WHAT YOU NEED TO DO >> Repeat every entry in the listing below, exactly.

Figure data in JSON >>
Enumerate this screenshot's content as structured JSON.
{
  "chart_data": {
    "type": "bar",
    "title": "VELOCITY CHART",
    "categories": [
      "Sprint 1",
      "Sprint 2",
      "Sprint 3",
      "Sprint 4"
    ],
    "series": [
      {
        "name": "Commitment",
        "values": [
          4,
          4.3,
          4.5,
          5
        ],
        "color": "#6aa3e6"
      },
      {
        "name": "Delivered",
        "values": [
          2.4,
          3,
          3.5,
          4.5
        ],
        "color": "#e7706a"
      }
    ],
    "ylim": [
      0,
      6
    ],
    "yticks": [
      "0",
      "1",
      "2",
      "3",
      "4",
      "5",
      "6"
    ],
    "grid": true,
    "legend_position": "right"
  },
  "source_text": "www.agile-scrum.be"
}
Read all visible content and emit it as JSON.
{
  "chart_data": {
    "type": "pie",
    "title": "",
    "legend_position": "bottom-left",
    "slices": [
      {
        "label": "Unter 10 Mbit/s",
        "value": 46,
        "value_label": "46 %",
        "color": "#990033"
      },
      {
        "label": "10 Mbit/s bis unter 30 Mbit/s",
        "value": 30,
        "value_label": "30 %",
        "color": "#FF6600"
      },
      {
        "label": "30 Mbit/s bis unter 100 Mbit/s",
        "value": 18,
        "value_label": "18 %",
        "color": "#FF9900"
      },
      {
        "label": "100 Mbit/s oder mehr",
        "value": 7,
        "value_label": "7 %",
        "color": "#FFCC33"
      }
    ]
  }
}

OUTPUT FOR THIS TASK >>
Enumerate this screenshot's content as structured JSON.
{
  "chart_data": {
    "type": "bar",
    "title": "VELOCITY CHART",
    "categories": [
      "Sprint 1",
      "Sprint 2",
      "Sprint 3",
      "Sprint 4"
    ],
    "series": [
      {
        "name": "Commitment",
        "values": [
          4,
          4.3,
          4.5,
          5
        ],
        "color": "#6aa3e6"
      },
      {
        "name": "Delivered",
        "values": [
          2.4,
          3,
          3.5,
          4.5
        ],
        "color": "#e7706a"
      }
    ],
    "ylim": [
      0,
      6
    ],
    "yticks": [
      "0",
      "1",
      "2",
      "3",
      "4",
      "5",
      "6"
    ],
    "grid": true,
    "legend_position": "right"
  },
  "source_text": "www.agile-scrum.be"
}
Read all visible content and emit it as JSON.
{
  "chart_data": {
    "type": "pie",
    "title": "",
    "legend_position": "bottom-left",
    "slices": [
      {
        "label": "Unter 10 Mbit/s",
        "value": 46,
        "value_label": "46 %",
        "color": "#990033"
      },
      {
        "label": "10 Mbit/s bis unter 30 Mbit/s",
        "value": 30,
        "value_label": "30 %",
        "color": "#FF6600"
      },
      {
        "label": "30 Mbit/s bis unter 100 Mbit/s",
        "value": 18,
        "value_label": "18 %",
        "color": "#FF9900"
      },
      {
        "label": "100 Mbit/s oder mehr",
        "value": 7,
        "value_label": "7 %",
        "color": "#FFCC33"
      }
    ]
  }
}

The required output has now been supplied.